* Task details *
A single number is the answer here: how many lines of the entries contain "DRIVE"?

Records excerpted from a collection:
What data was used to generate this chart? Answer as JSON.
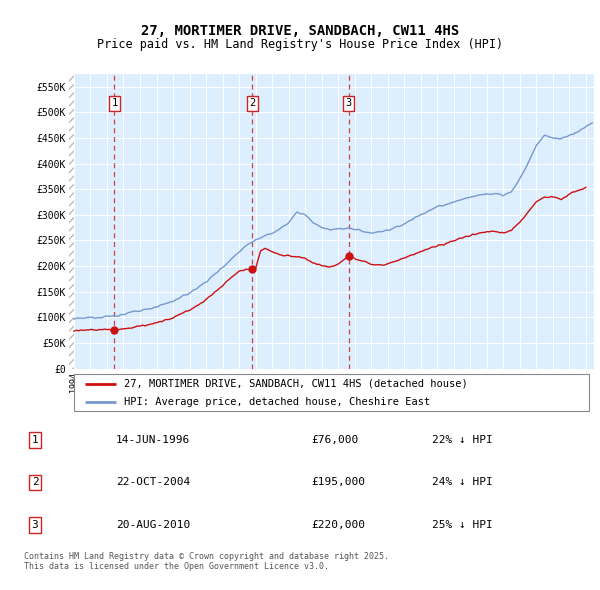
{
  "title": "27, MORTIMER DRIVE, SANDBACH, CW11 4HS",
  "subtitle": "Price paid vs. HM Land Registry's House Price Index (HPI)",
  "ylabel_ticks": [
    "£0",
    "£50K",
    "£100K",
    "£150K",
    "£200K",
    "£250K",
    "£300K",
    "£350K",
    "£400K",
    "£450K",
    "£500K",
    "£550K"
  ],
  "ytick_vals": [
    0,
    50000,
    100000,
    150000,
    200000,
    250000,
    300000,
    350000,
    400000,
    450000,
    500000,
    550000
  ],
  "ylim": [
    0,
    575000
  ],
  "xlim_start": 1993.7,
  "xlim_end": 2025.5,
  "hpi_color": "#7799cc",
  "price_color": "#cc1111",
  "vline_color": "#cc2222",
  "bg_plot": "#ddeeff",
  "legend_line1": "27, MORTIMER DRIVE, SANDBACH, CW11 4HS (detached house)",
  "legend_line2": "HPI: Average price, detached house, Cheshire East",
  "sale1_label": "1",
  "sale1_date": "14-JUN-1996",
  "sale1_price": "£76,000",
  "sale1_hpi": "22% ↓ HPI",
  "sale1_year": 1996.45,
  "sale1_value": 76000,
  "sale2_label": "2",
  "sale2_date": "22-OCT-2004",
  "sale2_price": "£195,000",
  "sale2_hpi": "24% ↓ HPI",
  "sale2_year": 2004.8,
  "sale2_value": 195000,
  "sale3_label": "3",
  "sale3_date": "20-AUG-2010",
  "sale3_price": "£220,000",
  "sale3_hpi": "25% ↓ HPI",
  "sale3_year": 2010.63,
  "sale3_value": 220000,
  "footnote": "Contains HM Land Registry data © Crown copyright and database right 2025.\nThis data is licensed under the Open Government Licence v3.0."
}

--

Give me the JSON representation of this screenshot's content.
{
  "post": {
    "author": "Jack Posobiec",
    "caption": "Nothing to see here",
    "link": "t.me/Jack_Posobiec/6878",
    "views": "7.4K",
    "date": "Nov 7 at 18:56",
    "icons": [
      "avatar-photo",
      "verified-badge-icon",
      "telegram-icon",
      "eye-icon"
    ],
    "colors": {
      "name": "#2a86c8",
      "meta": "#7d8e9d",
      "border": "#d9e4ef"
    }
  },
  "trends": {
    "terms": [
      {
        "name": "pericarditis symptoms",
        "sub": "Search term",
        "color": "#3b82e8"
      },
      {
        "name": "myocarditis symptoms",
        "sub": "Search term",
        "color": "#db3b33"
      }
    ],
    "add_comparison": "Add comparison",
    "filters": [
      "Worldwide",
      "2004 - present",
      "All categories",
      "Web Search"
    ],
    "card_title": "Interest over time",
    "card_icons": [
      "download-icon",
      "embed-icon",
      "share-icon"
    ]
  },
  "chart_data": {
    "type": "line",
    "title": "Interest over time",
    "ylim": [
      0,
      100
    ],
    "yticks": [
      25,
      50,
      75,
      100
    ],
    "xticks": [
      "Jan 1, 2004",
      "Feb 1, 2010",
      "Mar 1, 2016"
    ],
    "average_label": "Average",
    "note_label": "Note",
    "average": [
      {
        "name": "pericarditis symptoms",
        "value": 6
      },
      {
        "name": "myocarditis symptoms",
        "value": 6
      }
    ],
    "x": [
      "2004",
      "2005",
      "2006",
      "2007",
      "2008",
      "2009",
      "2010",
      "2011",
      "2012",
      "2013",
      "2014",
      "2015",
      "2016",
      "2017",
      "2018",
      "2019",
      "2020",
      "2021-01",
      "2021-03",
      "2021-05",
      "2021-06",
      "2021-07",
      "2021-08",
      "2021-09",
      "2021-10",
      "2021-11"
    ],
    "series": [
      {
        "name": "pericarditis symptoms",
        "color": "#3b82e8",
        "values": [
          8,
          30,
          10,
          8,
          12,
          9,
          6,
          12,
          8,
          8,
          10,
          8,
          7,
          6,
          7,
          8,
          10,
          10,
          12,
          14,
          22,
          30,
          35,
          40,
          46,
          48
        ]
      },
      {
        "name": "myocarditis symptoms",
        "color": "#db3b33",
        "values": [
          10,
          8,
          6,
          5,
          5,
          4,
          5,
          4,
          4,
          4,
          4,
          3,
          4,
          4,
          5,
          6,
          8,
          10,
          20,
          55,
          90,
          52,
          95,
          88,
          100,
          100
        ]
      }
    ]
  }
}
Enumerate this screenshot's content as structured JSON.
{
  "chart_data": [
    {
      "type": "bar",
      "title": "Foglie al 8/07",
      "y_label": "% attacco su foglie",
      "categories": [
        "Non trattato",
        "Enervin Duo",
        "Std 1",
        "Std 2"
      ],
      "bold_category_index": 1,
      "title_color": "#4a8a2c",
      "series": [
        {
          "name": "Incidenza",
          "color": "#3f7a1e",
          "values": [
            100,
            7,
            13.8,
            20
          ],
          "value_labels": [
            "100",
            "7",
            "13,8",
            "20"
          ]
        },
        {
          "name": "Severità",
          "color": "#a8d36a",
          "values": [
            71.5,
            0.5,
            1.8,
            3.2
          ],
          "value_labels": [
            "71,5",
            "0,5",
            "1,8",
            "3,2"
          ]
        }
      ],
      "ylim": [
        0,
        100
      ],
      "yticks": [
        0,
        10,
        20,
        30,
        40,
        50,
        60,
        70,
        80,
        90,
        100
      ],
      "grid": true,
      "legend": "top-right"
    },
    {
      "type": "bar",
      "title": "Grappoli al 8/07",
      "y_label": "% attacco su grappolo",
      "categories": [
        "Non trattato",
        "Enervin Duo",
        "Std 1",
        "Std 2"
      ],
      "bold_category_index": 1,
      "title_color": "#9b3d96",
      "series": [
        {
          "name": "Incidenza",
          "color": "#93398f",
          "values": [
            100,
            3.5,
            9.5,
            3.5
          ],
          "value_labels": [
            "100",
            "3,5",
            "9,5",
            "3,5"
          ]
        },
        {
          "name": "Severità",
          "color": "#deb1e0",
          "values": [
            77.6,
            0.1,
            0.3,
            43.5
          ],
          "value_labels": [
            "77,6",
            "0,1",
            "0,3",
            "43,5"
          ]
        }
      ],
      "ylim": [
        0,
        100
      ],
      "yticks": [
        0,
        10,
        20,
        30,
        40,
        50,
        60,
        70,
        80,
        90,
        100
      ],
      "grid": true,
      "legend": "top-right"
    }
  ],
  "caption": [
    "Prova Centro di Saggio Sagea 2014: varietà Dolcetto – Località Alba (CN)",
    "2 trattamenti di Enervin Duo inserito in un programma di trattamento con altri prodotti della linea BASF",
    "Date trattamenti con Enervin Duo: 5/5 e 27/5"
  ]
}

==

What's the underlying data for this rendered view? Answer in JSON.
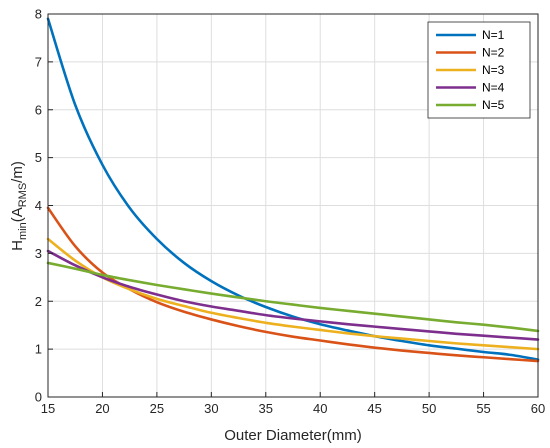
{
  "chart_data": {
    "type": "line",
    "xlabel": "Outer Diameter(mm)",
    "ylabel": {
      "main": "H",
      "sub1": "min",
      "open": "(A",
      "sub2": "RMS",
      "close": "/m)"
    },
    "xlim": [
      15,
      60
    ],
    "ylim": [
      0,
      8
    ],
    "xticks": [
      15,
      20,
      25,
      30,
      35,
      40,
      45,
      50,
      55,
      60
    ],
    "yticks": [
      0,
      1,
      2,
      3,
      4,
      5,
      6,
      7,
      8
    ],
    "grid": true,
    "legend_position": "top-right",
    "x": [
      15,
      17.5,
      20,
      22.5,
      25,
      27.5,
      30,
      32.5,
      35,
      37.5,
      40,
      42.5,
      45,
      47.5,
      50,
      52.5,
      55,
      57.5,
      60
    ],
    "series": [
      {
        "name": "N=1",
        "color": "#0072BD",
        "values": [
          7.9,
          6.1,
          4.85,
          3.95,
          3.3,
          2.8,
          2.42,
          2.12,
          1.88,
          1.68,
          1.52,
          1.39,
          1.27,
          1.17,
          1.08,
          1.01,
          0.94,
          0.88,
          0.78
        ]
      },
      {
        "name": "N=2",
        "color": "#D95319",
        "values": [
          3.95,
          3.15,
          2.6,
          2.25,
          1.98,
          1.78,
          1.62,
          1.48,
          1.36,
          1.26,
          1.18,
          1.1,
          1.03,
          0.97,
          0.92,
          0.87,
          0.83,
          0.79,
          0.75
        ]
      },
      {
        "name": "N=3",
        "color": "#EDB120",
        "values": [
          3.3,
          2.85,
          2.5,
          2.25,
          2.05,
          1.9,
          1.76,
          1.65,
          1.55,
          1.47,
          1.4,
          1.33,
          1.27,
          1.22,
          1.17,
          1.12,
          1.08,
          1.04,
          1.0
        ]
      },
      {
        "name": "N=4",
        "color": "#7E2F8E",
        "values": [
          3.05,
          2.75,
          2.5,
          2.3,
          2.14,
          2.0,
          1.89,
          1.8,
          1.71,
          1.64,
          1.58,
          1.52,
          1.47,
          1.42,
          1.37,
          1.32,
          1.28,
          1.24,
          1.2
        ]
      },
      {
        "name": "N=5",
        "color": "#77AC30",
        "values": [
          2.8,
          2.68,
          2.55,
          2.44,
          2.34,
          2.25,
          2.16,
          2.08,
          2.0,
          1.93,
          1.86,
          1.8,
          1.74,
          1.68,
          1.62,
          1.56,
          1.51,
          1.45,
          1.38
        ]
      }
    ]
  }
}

* Response to this task *
2